» TASK DETAILS: Extract every line that includes the string "subtitle".

--

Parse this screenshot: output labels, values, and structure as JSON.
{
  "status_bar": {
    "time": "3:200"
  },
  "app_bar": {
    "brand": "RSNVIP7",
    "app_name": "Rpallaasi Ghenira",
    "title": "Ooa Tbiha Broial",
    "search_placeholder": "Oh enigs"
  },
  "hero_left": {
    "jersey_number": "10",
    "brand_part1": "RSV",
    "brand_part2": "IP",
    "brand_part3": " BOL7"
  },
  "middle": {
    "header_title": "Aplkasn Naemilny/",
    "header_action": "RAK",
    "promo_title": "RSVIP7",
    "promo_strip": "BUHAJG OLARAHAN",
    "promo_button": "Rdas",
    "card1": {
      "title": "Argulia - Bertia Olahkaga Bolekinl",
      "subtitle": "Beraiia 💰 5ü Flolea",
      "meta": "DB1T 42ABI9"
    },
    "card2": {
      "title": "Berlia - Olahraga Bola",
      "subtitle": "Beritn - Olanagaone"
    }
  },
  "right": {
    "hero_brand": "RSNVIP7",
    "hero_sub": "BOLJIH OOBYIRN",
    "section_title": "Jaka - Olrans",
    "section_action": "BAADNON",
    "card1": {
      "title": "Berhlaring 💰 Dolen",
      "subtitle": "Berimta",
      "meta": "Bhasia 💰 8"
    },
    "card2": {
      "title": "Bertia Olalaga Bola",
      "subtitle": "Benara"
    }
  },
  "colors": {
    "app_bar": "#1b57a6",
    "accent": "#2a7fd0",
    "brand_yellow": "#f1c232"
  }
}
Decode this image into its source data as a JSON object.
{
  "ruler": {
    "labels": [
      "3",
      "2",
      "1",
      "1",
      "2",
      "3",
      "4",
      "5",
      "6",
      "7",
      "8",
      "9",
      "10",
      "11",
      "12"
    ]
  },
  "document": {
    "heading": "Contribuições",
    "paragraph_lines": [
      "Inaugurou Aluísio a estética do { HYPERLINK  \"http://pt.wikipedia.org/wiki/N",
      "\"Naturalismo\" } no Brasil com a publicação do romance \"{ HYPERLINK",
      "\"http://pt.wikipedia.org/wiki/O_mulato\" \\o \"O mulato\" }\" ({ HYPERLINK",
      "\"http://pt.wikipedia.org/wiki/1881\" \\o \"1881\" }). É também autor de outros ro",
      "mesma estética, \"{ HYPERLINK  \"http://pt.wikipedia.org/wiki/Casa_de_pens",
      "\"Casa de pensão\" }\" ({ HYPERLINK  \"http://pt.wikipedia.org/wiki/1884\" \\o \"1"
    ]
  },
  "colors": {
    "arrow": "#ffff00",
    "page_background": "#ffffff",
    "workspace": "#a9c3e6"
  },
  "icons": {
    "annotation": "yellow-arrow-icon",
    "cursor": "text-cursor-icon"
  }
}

--

» TASK SOLUTION:
      "subtitle": "Beraiia 💰 5ü Flolea",
      "subtitle": "Beritn - Olanagaone"
      "subtitle": "Berimta",
      "subtitle": "Benara"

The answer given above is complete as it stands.